Copy each line holding the string "values".

◇ ◇ ◇ ◇

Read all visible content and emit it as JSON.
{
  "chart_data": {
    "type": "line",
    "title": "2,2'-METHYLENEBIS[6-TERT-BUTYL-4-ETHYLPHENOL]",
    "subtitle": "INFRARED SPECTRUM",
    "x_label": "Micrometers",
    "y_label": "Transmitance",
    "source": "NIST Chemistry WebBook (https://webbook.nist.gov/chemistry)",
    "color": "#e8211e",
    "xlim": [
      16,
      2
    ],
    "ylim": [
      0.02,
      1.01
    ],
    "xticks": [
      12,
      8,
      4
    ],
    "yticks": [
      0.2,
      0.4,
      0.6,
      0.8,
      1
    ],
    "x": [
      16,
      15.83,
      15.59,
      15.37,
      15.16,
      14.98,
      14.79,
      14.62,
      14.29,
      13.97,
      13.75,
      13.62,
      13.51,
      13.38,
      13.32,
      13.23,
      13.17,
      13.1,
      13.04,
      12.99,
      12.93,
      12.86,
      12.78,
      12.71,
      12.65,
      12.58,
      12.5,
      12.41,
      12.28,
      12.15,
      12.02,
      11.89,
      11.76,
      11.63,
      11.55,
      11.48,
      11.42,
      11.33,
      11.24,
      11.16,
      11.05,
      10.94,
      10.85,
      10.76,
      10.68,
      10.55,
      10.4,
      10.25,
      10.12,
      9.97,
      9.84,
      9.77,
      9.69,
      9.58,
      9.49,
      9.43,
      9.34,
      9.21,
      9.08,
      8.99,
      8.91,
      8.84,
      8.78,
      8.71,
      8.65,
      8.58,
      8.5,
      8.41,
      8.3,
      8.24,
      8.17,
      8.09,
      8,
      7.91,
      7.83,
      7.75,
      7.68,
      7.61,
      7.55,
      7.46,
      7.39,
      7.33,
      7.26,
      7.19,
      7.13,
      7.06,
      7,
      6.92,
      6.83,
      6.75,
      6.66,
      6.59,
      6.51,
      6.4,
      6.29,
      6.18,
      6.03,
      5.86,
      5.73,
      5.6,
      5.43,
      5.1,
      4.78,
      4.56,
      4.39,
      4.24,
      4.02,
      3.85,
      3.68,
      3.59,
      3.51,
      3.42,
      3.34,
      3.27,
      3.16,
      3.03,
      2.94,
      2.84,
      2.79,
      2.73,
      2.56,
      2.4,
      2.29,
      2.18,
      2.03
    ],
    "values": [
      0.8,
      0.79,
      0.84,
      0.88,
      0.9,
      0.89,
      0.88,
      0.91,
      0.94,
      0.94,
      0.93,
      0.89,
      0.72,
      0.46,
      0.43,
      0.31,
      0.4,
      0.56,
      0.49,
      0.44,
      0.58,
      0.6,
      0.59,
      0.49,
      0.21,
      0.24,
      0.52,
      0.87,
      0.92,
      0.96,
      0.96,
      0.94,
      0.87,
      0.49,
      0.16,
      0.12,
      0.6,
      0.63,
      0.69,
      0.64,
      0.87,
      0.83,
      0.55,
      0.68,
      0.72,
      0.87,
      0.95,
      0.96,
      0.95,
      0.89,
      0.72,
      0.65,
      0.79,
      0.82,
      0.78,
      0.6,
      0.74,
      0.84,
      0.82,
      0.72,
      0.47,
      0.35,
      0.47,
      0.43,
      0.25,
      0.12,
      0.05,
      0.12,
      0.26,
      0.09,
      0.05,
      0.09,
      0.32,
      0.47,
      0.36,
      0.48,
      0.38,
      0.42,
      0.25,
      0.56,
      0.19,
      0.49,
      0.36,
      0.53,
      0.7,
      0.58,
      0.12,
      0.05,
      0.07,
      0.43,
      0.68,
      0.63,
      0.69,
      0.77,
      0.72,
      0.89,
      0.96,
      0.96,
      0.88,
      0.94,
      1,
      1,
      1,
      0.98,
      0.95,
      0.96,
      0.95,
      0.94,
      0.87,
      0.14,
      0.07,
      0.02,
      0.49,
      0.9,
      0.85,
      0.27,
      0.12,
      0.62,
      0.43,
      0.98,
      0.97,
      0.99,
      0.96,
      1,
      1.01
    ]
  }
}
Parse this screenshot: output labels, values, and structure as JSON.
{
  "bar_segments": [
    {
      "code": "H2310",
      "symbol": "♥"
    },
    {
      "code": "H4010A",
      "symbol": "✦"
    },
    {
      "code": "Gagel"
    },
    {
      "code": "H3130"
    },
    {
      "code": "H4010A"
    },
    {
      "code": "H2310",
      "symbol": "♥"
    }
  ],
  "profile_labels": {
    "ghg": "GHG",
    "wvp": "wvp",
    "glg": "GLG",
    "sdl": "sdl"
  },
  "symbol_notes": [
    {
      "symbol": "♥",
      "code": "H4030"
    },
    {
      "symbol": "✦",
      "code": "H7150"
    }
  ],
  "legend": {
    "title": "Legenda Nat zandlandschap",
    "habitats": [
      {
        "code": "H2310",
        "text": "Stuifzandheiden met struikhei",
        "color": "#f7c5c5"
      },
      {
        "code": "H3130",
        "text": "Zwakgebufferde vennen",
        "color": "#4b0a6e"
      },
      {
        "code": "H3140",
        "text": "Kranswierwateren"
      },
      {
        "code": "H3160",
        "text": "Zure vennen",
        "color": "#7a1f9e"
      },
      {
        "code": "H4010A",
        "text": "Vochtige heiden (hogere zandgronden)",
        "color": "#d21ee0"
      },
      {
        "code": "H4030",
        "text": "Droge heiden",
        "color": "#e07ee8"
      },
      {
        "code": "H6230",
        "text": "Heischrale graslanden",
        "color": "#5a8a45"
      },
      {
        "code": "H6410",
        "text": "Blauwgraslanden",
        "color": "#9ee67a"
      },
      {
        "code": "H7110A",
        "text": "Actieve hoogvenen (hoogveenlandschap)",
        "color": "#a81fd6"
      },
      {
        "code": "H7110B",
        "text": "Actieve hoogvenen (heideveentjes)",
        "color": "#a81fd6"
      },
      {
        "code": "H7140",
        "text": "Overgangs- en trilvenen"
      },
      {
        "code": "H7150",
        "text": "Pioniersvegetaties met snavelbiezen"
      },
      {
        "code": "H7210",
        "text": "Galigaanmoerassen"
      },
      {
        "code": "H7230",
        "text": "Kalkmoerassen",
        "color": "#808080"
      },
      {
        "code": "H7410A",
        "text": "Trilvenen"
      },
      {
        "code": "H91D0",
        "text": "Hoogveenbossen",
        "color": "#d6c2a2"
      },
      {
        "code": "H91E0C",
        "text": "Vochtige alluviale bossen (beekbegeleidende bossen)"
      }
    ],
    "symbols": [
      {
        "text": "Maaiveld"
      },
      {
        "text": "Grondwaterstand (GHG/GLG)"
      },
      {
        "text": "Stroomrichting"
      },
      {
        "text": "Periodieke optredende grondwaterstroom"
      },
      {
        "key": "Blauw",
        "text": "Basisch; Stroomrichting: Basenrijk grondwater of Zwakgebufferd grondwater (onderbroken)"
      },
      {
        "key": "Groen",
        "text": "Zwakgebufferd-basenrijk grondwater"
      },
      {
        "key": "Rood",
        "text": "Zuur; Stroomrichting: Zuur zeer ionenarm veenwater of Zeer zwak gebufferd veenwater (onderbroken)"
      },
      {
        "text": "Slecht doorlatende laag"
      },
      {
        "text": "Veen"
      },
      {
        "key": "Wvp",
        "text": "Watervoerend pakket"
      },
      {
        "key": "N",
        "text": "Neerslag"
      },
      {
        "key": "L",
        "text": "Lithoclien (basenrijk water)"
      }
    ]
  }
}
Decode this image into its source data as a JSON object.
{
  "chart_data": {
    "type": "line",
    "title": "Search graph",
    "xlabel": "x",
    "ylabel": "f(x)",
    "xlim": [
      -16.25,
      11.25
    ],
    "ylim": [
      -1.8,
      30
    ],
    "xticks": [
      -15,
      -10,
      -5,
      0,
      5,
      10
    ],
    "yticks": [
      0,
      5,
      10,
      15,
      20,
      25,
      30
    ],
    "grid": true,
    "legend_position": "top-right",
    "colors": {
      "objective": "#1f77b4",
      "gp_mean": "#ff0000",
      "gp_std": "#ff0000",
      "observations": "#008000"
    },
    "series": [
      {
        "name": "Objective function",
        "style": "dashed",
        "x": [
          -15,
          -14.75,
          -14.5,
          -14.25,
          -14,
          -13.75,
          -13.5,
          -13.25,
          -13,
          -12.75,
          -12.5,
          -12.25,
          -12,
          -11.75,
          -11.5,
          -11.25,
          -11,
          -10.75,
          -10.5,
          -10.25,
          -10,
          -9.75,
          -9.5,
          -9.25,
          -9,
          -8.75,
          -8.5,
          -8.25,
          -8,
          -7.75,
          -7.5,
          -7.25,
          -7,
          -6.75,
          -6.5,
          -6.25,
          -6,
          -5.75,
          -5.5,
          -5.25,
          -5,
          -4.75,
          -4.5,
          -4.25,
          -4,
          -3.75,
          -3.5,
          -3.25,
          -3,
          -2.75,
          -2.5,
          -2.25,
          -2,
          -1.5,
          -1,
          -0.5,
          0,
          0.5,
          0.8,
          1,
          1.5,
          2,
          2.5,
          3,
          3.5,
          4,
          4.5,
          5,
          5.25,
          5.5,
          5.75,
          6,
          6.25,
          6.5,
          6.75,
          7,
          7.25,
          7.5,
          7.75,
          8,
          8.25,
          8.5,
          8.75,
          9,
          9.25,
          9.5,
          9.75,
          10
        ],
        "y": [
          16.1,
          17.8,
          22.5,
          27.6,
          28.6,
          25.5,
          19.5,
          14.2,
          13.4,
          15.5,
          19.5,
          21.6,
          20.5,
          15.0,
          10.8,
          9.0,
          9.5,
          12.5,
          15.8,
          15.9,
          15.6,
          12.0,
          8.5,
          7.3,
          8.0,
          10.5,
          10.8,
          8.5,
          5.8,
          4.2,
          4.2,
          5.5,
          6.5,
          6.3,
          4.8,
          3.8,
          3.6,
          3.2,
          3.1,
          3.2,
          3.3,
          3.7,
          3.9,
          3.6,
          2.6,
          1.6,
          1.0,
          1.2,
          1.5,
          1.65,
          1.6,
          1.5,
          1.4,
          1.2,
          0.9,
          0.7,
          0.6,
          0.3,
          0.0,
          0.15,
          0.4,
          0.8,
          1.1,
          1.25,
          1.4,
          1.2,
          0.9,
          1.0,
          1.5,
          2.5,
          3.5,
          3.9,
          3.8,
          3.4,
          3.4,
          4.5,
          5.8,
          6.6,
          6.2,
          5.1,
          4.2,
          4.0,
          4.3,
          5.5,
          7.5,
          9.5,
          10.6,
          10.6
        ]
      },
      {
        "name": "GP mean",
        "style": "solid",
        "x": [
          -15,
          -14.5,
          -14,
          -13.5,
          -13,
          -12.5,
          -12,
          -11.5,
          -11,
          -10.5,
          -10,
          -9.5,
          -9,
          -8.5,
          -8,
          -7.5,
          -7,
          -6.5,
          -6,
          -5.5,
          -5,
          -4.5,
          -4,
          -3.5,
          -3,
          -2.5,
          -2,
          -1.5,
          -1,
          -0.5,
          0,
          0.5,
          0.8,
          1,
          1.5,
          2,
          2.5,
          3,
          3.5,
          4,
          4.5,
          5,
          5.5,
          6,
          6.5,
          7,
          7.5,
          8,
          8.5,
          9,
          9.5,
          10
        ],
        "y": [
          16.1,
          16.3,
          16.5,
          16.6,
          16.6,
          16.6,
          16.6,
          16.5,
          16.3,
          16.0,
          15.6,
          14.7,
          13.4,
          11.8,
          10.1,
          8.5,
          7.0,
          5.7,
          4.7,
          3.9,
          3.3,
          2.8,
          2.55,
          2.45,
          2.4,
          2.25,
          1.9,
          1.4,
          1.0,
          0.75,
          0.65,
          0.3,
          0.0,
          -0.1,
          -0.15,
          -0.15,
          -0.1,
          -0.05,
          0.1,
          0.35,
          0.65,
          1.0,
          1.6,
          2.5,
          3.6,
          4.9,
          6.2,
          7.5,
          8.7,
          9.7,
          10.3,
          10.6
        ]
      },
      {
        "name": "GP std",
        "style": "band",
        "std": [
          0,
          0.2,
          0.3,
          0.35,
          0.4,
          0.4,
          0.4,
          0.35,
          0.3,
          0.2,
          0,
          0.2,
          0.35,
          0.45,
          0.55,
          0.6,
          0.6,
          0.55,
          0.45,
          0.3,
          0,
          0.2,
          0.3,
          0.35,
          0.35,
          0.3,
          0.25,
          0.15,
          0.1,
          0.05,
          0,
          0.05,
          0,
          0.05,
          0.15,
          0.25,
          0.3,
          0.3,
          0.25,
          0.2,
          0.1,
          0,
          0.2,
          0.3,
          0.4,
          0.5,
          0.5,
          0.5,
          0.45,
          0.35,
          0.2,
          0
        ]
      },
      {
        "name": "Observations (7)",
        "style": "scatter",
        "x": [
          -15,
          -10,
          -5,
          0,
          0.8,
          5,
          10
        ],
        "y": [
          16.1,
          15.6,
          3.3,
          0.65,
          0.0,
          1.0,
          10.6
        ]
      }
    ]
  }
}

◇ ◇ ◇ ◇

- REPLY
    "values": [
Parse this screenshot: output labels, values, and structure as JSON.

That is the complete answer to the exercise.